WORK REQUIRED — Each entry should be quoted word for word, including every mark of punctuation.

EXTRACTED DATA —
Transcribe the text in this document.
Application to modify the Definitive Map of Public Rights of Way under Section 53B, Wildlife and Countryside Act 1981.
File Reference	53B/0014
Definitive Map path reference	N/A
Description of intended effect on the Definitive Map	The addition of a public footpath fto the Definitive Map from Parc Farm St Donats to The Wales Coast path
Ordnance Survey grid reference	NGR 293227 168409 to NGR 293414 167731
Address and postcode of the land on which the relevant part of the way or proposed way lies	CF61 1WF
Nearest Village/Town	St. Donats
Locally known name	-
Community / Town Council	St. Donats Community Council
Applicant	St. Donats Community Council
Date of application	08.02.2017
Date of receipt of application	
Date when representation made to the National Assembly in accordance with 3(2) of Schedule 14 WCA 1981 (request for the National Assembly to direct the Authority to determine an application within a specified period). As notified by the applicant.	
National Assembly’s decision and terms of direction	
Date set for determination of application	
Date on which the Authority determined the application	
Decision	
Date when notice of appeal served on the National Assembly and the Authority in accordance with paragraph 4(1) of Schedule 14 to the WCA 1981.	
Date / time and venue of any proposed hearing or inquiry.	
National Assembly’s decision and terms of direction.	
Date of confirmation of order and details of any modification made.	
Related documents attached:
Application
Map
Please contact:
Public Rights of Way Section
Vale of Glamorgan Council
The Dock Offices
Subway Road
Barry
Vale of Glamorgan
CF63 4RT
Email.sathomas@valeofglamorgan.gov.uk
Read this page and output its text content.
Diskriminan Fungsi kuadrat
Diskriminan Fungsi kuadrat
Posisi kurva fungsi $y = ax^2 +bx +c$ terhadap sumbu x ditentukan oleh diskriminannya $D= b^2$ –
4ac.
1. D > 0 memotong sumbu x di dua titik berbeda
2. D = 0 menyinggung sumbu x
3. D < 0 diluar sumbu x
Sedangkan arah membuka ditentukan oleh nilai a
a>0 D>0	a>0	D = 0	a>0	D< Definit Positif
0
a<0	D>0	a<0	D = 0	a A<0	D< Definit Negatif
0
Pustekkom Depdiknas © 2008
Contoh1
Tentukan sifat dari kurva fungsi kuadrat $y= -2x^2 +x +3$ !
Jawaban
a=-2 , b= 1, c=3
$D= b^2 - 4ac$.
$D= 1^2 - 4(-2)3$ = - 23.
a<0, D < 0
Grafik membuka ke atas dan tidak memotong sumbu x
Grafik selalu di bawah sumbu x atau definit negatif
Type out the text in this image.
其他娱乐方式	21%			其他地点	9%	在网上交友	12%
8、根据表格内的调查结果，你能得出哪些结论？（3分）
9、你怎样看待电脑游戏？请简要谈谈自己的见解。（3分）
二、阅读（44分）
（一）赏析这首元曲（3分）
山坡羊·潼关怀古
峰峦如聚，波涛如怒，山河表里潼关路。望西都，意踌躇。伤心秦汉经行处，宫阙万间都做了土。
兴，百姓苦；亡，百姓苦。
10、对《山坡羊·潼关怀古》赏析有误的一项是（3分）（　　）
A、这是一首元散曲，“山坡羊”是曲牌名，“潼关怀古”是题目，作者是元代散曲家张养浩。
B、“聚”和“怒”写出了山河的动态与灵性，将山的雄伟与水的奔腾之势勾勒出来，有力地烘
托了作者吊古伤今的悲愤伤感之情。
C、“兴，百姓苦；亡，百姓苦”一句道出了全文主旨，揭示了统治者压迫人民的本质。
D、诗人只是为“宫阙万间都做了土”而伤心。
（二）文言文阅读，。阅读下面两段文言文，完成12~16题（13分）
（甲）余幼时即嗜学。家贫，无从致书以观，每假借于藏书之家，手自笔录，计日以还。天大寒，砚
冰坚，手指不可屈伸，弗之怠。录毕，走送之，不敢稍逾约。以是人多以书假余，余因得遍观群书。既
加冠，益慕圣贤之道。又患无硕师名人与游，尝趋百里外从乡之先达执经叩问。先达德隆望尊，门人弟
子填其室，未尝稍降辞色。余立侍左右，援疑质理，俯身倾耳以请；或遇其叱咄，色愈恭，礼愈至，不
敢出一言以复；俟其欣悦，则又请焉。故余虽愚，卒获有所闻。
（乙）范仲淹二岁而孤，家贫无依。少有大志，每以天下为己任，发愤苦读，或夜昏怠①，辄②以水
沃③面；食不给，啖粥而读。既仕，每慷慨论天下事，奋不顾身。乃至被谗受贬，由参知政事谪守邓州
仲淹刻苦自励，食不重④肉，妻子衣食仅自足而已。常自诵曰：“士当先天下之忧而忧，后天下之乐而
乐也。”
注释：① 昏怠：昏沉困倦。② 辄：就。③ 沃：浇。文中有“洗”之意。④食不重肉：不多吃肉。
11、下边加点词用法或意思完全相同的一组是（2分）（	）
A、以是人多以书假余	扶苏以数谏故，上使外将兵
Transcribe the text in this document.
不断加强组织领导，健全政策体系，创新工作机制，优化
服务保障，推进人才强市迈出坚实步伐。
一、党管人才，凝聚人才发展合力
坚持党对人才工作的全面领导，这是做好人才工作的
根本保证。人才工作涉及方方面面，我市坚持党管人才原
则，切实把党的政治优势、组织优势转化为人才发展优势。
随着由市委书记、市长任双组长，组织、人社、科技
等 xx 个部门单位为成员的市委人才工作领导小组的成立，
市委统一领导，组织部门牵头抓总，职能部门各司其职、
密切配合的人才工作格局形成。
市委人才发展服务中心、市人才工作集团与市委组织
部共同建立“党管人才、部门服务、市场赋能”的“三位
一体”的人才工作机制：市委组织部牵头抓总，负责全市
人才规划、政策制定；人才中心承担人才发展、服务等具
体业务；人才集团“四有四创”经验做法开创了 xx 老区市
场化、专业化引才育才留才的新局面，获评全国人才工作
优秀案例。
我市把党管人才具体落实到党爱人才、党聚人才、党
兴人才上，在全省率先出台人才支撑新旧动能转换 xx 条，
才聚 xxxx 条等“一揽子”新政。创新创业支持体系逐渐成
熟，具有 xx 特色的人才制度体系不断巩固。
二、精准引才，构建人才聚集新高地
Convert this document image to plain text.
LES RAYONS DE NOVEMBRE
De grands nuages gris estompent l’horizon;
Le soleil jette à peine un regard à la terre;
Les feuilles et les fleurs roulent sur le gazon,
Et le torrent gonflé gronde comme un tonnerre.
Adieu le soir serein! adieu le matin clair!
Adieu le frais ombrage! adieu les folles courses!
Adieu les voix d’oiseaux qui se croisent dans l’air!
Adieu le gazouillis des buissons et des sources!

SOLUTION TO THIS TASK —
Transcribe the text in this document.
Application to modify the Definitive Map of Public Rights of Way under Section 53B, Wildlife and Countryside Act 1981.
File Reference	53B/0014
Definitive Map path reference	N/A
Description of intended effect on the Definitive Map	The addition of a public footpath fto the Definitive Map from Parc Farm St Donats to The Wales Coast path
Ordnance Survey grid reference	NGR 293227 168409 to NGR 293414 167731
Address and postcode of the land on which the relevant part of the way or proposed way lies	CF61 1WF
Nearest Village/Town	St. Donats
Locally known name	-
Community / Town Council	St. Donats Community Council
Applicant	St. Donats Community Council
Date of application	08.02.2017
Date of receipt of application	
Date when representation made to the National Assembly in accordance with 3(2) of Schedule 14 WCA 1981 (request for the National Assembly to direct the Authority to determine an application within a specified period). As notified by the applicant.	
National Assembly’s decision and terms of direction	
Date set for determination of application	
Date on which the Authority determined the application	
Decision	
Date when notice of appeal served on the National Assembly and the Authority in accordance with paragraph 4(1) of Schedule 14 to the WCA 1981.	
Date / time and venue of any proposed hearing or inquiry.	
National Assembly’s decision and terms of direction.	
Date of confirmation of order and details of any modification made.	
Related documents attached:
Application
Map
Please contact:
Public Rights of Way Section
Vale of Glamorgan Council
The Dock Offices
Subway Road
Barry
Vale of Glamorgan
CF63 4RT
Email.sathomas@valeofglamorgan.gov.uk
Read this page and output its text content.
Diskriminan Fungsi kuadrat
Diskriminan Fungsi kuadrat
Posisi kurva fungsi $y = ax^2 +bx +c$ terhadap sumbu x ditentukan oleh diskriminannya $D= b^2$ –
4ac.
1. D > 0 memotong sumbu x di dua titik berbeda
2. D = 0 menyinggung sumbu x
3. D < 0 diluar sumbu x
Sedangkan arah membuka ditentukan oleh nilai a
a>0 D>0	a>0	D = 0	a>0	D< Definit Positif
0
a<0	D>0	a<0	D = 0	a A<0	D< Definit Negatif
0
Pustekkom Depdiknas © 2008
Contoh1
Tentukan sifat dari kurva fungsi kuadrat $y= -2x^2 +x +3$ !
Jawaban
a=-2 , b= 1, c=3
$D= b^2 - 4ac$.
$D= 1^2 - 4(-2)3$ = - 23.
a<0, D < 0
Grafik membuka ke atas dan tidak memotong sumbu x
Grafik selalu di bawah sumbu x atau definit negatif
Type out the text in this image.
其他娱乐方式	21%			其他地点	9%	在网上交友	12%
8、根据表格内的调查结果，你能得出哪些结论？（3分）
9、你怎样看待电脑游戏？请简要谈谈自己的见解。（3分）
二、阅读（44分）
（一）赏析这首元曲（3分）
山坡羊·潼关怀古
峰峦如聚，波涛如怒，山河表里潼关路。望西都，意踌躇。伤心秦汉经行处，宫阙万间都做了土。
兴，百姓苦；亡，百姓苦。
10、对《山坡羊·潼关怀古》赏析有误的一项是（3分）（　　）
A、这是一首元散曲，“山坡羊”是曲牌名，“潼关怀古”是题目，作者是元代散曲家张养浩。
B、“聚”和“怒”写出了山河的动态与灵性，将山的雄伟与水的奔腾之势勾勒出来，有力地烘
托了作者吊古伤今的悲愤伤感之情。
C、“兴，百姓苦；亡，百姓苦”一句道出了全文主旨，揭示了统治者压迫人民的本质。
D、诗人只是为“宫阙万间都做了土”而伤心。
（二）文言文阅读，。阅读下面两段文言文，完成12~16题（13分）
（甲）余幼时即嗜学。家贫，无从致书以观，每假借于藏书之家，手自笔录，计日以还。天大寒，砚
冰坚，手指不可屈伸，弗之怠。录毕，走送之，不敢稍逾约。以是人多以书假余，余因得遍观群书。既
加冠，益慕圣贤之道。又患无硕师名人与游，尝趋百里外从乡之先达执经叩问。先达德隆望尊，门人弟
子填其室，未尝稍降辞色。余立侍左右，援疑质理，俯身倾耳以请；或遇其叱咄，色愈恭，礼愈至，不
敢出一言以复；俟其欣悦，则又请焉。故余虽愚，卒获有所闻。
（乙）范仲淹二岁而孤，家贫无依。少有大志，每以天下为己任，发愤苦读，或夜昏怠①，辄②以水
沃③面；食不给，啖粥而读。既仕，每慷慨论天下事，奋不顾身。乃至被谗受贬，由参知政事谪守邓州
仲淹刻苦自励，食不重④肉，妻子衣食仅自足而已。常自诵曰：“士当先天下之忧而忧，后天下之乐而
乐也。”
注释：① 昏怠：昏沉困倦。② 辄：就。③ 沃：浇。文中有“洗”之意。④食不重肉：不多吃肉。
11、下边加点词用法或意思完全相同的一组是（2分）（	）
A、以是人多以书假余	扶苏以数谏故，上使外将兵
Transcribe the text in this document.
不断加强组织领导，健全政策体系，创新工作机制，优化
服务保障，推进人才强市迈出坚实步伐。
一、党管人才，凝聚人才发展合力
坚持党对人才工作的全面领导，这是做好人才工作的
根本保证。人才工作涉及方方面面，我市坚持党管人才原
则，切实把党的政治优势、组织优势转化为人才发展优势。
随着由市委书记、市长任双组长，组织、人社、科技
等 xx 个部门单位为成员的市委人才工作领导小组的成立，
市委统一领导，组织部门牵头抓总，职能部门各司其职、
密切配合的人才工作格局形成。
市委人才发展服务中心、市人才工作集团与市委组织
部共同建立“党管人才、部门服务、市场赋能”的“三位
一体”的人才工作机制：市委组织部牵头抓总，负责全市
人才规划、政策制定；人才中心承担人才发展、服务等具
体业务；人才集团“四有四创”经验做法开创了 xx 老区市
场化、专业化引才育才留才的新局面，获评全国人才工作
优秀案例。
我市把党管人才具体落实到党爱人才、党聚人才、党
兴人才上，在全省率先出台人才支撑新旧动能转换 xx 条，
才聚 xxxx 条等“一揽子”新政。创新创业支持体系逐渐成
熟，具有 xx 特色的人才制度体系不断巩固。
二、精准引才，构建人才聚集新高地
Convert this document image to plain text.
LES RAYONS DE NOVEMBRE
De grands nuages gris estompent l’horizon;
Le soleil jette à peine un regard à la terre;
Les feuilles et les fleurs roulent sur le gazon,
Et le torrent gonflé gronde comme un tonnerre.
Adieu le soir serein! adieu le matin clair!
Adieu le frais ombrage! adieu les folles courses!
Adieu les voix d’oiseaux qui se croisent dans l’air!
Adieu le gazouillis des buissons et des sources!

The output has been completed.